START INPUT MATERIAL

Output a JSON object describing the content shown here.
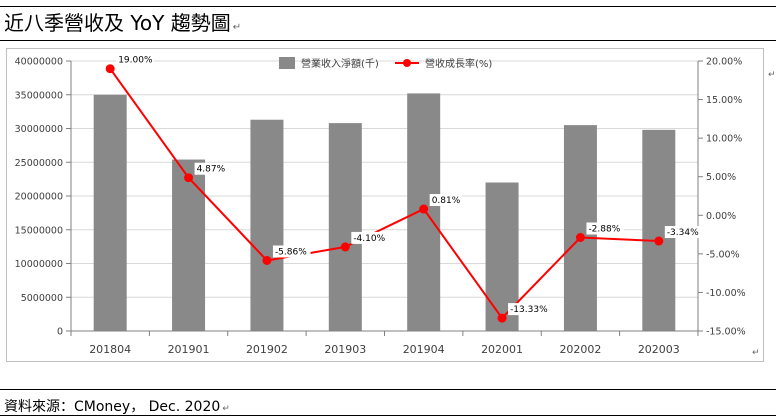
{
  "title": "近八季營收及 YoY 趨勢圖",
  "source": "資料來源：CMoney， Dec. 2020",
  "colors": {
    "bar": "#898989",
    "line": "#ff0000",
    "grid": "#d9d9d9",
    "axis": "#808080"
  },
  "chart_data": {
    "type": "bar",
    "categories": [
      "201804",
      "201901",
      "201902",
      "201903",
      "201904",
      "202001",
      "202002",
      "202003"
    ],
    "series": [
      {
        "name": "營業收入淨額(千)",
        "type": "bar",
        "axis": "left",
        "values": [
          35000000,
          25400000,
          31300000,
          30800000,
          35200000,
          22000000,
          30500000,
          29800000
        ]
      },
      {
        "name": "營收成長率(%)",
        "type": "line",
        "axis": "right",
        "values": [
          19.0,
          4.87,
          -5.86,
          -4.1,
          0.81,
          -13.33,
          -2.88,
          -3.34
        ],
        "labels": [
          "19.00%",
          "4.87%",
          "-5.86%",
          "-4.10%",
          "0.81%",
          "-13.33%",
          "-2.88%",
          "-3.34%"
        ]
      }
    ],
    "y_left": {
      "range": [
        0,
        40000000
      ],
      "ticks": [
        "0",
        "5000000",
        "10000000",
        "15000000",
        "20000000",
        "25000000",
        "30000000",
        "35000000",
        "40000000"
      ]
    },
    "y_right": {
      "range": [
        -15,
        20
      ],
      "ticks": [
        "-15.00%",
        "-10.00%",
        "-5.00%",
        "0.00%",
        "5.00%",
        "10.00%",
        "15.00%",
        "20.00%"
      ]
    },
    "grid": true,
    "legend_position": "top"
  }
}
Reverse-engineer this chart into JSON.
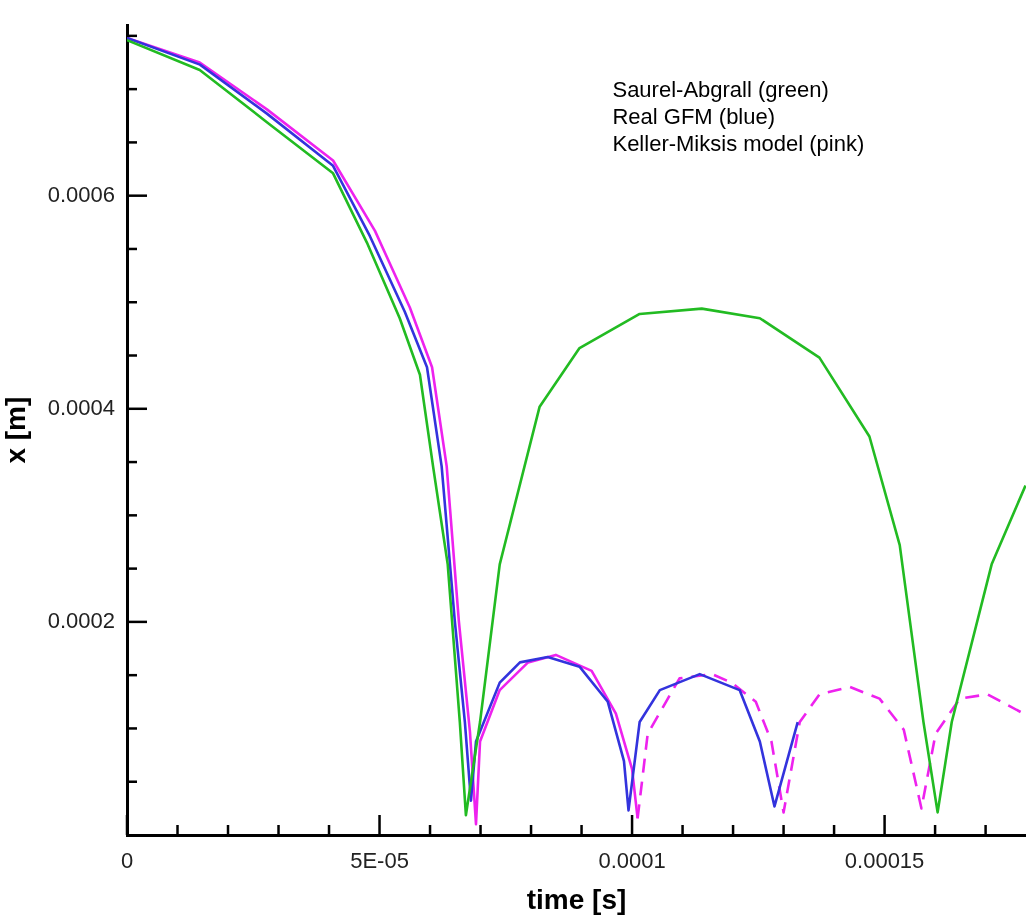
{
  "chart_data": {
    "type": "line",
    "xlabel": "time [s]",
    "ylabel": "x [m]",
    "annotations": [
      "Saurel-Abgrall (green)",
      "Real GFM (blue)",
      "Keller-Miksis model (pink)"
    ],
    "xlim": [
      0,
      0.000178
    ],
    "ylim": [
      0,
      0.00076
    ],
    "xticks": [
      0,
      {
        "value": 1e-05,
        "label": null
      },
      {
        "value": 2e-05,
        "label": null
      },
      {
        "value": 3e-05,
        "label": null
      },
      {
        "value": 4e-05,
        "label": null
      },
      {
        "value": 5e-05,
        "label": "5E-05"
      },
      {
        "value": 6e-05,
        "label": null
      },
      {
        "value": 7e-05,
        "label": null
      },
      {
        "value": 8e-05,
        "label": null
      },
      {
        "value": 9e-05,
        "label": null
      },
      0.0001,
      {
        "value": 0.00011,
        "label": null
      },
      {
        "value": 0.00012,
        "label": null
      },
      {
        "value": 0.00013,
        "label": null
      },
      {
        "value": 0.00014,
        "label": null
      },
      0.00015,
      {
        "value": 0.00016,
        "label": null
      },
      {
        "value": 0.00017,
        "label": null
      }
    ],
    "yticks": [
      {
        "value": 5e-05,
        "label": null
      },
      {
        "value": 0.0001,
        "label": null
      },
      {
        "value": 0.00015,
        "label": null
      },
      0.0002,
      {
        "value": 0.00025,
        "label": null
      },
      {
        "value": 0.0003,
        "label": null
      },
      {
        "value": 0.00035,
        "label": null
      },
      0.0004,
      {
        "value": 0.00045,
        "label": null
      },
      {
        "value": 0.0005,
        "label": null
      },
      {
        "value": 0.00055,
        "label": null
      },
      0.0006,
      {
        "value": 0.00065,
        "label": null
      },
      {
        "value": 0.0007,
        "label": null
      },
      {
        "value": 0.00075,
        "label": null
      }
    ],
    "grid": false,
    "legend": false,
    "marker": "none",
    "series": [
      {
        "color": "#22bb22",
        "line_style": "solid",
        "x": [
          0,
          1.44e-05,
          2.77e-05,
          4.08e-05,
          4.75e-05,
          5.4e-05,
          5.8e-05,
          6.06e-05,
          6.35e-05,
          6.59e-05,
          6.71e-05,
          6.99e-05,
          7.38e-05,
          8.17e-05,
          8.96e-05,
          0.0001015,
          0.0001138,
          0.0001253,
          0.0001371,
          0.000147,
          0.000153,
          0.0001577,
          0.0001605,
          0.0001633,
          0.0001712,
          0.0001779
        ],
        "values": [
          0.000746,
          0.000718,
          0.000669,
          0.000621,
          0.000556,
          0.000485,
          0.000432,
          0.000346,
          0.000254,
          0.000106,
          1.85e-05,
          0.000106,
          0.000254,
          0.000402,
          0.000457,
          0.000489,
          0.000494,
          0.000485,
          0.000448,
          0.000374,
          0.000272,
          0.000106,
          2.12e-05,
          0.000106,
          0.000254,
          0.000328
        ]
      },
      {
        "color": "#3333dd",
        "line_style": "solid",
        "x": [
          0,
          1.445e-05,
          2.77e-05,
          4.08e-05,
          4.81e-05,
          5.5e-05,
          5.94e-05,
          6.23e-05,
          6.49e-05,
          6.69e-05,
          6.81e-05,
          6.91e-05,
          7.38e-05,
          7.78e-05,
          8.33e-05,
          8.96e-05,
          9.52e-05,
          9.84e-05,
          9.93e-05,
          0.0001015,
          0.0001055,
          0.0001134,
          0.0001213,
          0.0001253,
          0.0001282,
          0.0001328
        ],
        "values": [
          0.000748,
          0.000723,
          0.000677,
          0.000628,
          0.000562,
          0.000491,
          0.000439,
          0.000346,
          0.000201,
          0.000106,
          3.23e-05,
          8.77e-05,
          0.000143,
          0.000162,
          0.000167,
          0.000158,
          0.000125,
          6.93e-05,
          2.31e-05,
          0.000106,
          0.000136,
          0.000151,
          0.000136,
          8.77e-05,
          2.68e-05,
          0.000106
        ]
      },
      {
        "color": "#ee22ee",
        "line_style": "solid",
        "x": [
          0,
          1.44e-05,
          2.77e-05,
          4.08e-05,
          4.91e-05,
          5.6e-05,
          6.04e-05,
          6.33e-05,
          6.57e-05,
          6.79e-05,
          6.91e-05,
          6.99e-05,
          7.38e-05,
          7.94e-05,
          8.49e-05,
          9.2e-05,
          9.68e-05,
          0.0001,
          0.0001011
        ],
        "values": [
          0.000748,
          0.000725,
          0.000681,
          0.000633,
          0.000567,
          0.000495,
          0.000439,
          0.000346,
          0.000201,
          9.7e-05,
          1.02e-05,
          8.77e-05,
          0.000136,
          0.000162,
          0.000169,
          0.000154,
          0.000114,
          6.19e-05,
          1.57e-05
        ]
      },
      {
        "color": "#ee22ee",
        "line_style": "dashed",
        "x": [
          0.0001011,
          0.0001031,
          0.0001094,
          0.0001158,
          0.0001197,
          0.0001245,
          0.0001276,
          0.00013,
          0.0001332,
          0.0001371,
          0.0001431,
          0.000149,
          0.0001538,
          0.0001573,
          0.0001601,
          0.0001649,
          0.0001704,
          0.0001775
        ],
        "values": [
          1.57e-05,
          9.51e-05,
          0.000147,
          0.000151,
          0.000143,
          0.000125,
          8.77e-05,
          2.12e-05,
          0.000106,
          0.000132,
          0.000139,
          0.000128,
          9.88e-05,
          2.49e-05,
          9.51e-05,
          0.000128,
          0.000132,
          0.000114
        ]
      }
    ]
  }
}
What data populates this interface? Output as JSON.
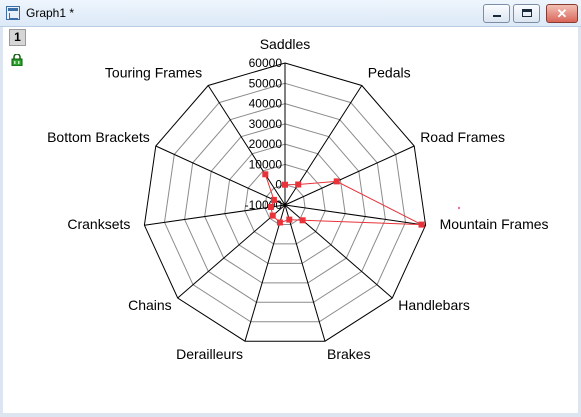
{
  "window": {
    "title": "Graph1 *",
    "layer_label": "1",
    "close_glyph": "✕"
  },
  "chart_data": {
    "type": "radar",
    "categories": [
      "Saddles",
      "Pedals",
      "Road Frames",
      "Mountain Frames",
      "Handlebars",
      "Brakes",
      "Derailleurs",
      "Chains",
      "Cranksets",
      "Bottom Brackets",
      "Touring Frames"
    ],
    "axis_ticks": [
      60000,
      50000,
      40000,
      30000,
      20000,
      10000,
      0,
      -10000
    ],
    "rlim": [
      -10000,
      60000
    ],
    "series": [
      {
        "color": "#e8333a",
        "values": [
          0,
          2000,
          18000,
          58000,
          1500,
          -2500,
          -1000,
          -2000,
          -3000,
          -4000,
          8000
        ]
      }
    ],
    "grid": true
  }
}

END INPUT MATERIAL

*STATED EXERCISE*: Find the word "this" in the entries above and gather every line that holds it.

*TASK RESPONSE*:
Reverse-engineer this chart into JSON.
What data populates this interface? Output as JSON.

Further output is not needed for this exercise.